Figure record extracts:
*****

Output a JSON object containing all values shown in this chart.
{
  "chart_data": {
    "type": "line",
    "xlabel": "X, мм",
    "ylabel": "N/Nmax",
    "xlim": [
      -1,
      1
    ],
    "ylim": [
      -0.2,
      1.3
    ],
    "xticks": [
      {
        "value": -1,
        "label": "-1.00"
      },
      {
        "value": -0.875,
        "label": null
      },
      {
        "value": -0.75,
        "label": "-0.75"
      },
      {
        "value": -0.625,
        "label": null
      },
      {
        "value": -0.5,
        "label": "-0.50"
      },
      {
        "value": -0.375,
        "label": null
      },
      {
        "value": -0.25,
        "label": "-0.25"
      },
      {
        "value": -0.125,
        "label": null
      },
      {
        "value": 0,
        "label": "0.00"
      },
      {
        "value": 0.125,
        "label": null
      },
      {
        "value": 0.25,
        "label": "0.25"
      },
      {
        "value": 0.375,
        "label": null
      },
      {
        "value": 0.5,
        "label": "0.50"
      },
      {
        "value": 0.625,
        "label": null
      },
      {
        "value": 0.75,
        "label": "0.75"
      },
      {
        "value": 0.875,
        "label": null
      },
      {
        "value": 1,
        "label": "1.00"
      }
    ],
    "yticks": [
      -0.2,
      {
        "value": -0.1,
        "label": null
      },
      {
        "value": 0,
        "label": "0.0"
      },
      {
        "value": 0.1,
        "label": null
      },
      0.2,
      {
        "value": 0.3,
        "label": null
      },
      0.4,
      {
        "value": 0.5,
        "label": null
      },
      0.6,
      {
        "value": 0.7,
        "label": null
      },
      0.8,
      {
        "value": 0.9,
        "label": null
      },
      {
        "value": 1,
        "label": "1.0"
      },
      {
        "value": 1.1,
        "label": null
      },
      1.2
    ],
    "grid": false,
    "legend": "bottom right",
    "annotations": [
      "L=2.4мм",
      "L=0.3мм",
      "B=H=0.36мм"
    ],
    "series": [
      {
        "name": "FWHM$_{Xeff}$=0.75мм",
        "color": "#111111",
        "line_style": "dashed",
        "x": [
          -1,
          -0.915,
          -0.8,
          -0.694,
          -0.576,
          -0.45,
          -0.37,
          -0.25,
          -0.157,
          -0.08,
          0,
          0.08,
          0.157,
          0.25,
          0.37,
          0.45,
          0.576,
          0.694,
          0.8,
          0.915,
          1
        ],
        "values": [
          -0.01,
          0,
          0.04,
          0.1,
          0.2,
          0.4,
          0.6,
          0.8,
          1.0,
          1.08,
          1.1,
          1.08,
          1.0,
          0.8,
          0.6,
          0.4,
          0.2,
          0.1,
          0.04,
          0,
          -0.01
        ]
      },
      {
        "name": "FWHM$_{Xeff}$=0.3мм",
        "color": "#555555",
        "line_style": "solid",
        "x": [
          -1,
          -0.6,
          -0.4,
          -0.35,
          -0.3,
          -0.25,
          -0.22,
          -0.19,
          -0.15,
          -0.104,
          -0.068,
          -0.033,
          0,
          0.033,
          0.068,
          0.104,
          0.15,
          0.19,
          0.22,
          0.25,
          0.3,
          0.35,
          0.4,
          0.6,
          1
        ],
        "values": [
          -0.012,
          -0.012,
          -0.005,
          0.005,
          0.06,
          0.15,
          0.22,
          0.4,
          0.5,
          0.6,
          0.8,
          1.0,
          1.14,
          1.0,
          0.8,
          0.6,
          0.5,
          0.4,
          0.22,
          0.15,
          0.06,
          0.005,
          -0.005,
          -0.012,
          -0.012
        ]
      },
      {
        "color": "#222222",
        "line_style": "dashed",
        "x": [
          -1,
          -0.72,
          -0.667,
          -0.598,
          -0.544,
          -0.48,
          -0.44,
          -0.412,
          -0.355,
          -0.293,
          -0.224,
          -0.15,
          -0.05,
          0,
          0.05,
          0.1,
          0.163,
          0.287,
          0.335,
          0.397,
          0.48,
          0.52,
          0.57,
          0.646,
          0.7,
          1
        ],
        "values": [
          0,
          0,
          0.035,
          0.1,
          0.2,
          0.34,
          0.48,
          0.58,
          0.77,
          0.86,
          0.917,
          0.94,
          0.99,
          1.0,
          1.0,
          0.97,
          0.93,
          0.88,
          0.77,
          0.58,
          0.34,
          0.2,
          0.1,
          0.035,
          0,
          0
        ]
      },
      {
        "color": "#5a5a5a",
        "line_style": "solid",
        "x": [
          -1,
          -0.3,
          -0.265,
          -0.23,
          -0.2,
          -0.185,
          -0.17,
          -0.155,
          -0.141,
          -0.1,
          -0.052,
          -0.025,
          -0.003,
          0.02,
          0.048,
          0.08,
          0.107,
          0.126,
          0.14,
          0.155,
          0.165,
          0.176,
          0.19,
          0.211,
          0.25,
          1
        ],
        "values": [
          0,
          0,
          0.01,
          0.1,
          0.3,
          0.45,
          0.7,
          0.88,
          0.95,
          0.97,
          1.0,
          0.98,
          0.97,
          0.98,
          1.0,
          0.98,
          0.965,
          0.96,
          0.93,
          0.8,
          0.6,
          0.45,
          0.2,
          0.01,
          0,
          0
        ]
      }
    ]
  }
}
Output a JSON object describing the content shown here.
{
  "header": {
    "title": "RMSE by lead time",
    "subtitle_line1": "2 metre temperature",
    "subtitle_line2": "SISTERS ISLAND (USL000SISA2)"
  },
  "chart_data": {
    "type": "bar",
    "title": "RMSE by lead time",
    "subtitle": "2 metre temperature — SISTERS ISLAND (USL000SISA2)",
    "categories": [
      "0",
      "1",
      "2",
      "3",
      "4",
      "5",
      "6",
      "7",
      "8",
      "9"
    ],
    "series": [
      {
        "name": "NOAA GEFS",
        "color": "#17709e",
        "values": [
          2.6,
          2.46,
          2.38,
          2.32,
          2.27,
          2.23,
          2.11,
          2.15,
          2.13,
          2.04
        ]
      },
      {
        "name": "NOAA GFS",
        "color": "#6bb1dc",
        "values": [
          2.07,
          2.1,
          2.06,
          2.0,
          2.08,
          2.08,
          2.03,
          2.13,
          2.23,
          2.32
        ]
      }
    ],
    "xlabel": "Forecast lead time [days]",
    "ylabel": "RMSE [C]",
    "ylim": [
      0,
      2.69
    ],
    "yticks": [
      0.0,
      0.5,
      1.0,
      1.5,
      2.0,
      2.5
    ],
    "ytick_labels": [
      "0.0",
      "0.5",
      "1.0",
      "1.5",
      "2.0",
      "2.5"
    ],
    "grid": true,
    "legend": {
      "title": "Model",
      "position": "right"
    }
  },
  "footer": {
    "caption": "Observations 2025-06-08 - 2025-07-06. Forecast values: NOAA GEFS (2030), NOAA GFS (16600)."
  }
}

*****

■ WHAT YOU WILL DO ■
Each line of the listing above should be output exactly.

■ EXERCISE ANSWER ■
Output a JSON object containing all values shown in this chart.
{
  "chart_data": {
    "type": "line",
    "xlabel": "X, мм",
    "ylabel": "N/Nmax",
    "xlim": [
      -1,
      1
    ],
    "ylim": [
      -0.2,
      1.3
    ],
    "xticks": [
      {
        "value": -1,
        "label": "-1.00"
      },
      {
        "value": -0.875,
        "label": null
      },
      {
        "value": -0.75,
        "label": "-0.75"
      },
      {
        "value": -0.625,
        "label": null
      },
      {
        "value": -0.5,
        "label": "-0.50"
      },
      {
        "value": -0.375,
        "label": null
      },
      {
        "value": -0.25,
        "label": "-0.25"
      },
      {
        "value": -0.125,
        "label": null
      },
      {
        "value": 0,
        "label": "0.00"
      },
      {
        "value": 0.125,
        "label": null
      },
      {
        "value": 0.25,
        "label": "0.25"
      },
      {
        "value": 0.375,
        "label": null
      },
      {
        "value": 0.5,
        "label": "0.50"
      },
      {
        "value": 0.625,
        "label": null
      },
      {
        "value": 0.75,
        "label": "0.75"
      },
      {
        "value": 0.875,
        "label": null
      },
      {
        "value": 1,
        "label": "1.00"
      }
    ],
    "yticks": [
      -0.2,
      {
        "value": -0.1,
        "label": null
      },
      {
        "value": 0,
        "label": "0.0"
      },
      {
        "value": 0.1,
        "label": null
      },
      0.2,
      {
        "value": 0.3,
        "label": null
      },
      0.4,
      {
        "value": 0.5,
        "label": null
      },
      0.6,
      {
        "value": 0.7,
        "label": null
      },
      0.8,
      {
        "value": 0.9,
        "label": null
      },
      {
        "value": 1,
        "label": "1.0"
      },
      {
        "value": 1.1,
        "label": null
      },
      1.2
    ],
    "grid": false,
    "legend": "bottom right",
    "annotations": [
      "L=2.4мм",
      "L=0.3мм",
      "B=H=0.36мм"
    ],
    "series": [
      {
        "name": "FWHM$_{Xeff}$=0.75мм",
        "color": "#111111",
        "line_style": "dashed",
        "x": [
          -1,
          -0.915,
          -0.8,
          -0.694,
          -0.576,
          -0.45,
          -0.37,
          -0.25,
          -0.157,
          -0.08,
          0,
          0.08,
          0.157,
          0.25,
          0.37,
          0.45,
          0.576,
          0.694,
          0.8,
          0.915,
          1
        ],
        "values": [
          -0.01,
          0,
          0.04,
          0.1,
          0.2,
          0.4,
          0.6,
          0.8,
          1.0,
          1.08,
          1.1,
          1.08,
          1.0,
          0.8,
          0.6,
          0.4,
          0.2,
          0.1,
          0.04,
          0,
          -0.01
        ]
      },
      {
        "name": "FWHM$_{Xeff}$=0.3мм",
        "color": "#555555",
        "line_style": "solid",
        "x": [
          -1,
          -0.6,
          -0.4,
          -0.35,
          -0.3,
          -0.25,
          -0.22,
          -0.19,
          -0.15,
          -0.104,
          -0.068,
          -0.033,
          0,
          0.033,
          0.068,
          0.104,
          0.15,
          0.19,
          0.22,
          0.25,
          0.3,
          0.35,
          0.4,
          0.6,
          1
        ],
        "values": [
          -0.012,
          -0.012,
          -0.005,
          0.005,
          0.06,
          0.15,
          0.22,
          0.4,
          0.5,
          0.6,
          0.8,
          1.0,
          1.14,
          1.0,
          0.8,
          0.6,
          0.5,
          0.4,
          0.22,
          0.15,
          0.06,
          0.005,
          -0.005,
          -0.012,
          -0.012
        ]
      },
      {
        "color": "#222222",
        "line_style": "dashed",
        "x": [
          -1,
          -0.72,
          -0.667,
          -0.598,
          -0.544,
          -0.48,
          -0.44,
          -0.412,
          -0.355,
          -0.293,
          -0.224,
          -0.15,
          -0.05,
          0,
          0.05,
          0.1,
          0.163,
          0.287,
          0.335,
          0.397,
          0.48,
          0.52,
          0.57,
          0.646,
          0.7,
          1
        ],
        "values": [
          0,
          0,
          0.035,
          0.1,
          0.2,
          0.34,
          0.48,
          0.58,
          0.77,
          0.86,
          0.917,
          0.94,
          0.99,
          1.0,
          1.0,
          0.97,
          0.93,
          0.88,
          0.77,
          0.58,
          0.34,
          0.2,
          0.1,
          0.035,
          0,
          0
        ]
      },
      {
        "color": "#5a5a5a",
        "line_style": "solid",
        "x": [
          -1,
          -0.3,
          -0.265,
          -0.23,
          -0.2,
          -0.185,
          -0.17,
          -0.155,
          -0.141,
          -0.1,
          -0.052,
          -0.025,
          -0.003,
          0.02,
          0.048,
          0.08,
          0.107,
          0.126,
          0.14,
          0.155,
          0.165,
          0.176,
          0.19,
          0.211,
          0.25,
          1
        ],
        "values": [
          0,
          0,
          0.01,
          0.1,
          0.3,
          0.45,
          0.7,
          0.88,
          0.95,
          0.97,
          1.0,
          0.98,
          0.97,
          0.98,
          1.0,
          0.98,
          0.965,
          0.96,
          0.93,
          0.8,
          0.6,
          0.45,
          0.2,
          0.01,
          0,
          0
        ]
      }
    ]
  }
}
Output a JSON object describing the content shown here.
{
  "header": {
    "title": "RMSE by lead time",
    "subtitle_line1": "2 metre temperature",
    "subtitle_line2": "SISTERS ISLAND (USL000SISA2)"
  },
  "chart_data": {
    "type": "bar",
    "title": "RMSE by lead time",
    "subtitle": "2 metre temperature — SISTERS ISLAND (USL000SISA2)",
    "categories": [
      "0",
      "1",
      "2",
      "3",
      "4",
      "5",
      "6",
      "7",
      "8",
      "9"
    ],
    "series": [
      {
        "name": "NOAA GEFS",
        "color": "#17709e",
        "values": [
          2.6,
          2.46,
          2.38,
          2.32,
          2.27,
          2.23,
          2.11,
          2.15,
          2.13,
          2.04
        ]
      },
      {
        "name": "NOAA GFS",
        "color": "#6bb1dc",
        "values": [
          2.07,
          2.1,
          2.06,
          2.0,
          2.08,
          2.08,
          2.03,
          2.13,
          2.23,
          2.32
        ]
      }
    ],
    "xlabel": "Forecast lead time [days]",
    "ylabel": "RMSE [C]",
    "ylim": [
      0,
      2.69
    ],
    "yticks": [
      0.0,
      0.5,
      1.0,
      1.5,
      2.0,
      2.5
    ],
    "ytick_labels": [
      "0.0",
      "0.5",
      "1.0",
      "1.5",
      "2.0",
      "2.5"
    ],
    "grid": true,
    "legend": {
      "title": "Model",
      "position": "right"
    }
  },
  "footer": {
    "caption": "Observations 2025-06-08 - 2025-07-06. Forecast values: NOAA GEFS (2030), NOAA GFS (16600)."
  }
}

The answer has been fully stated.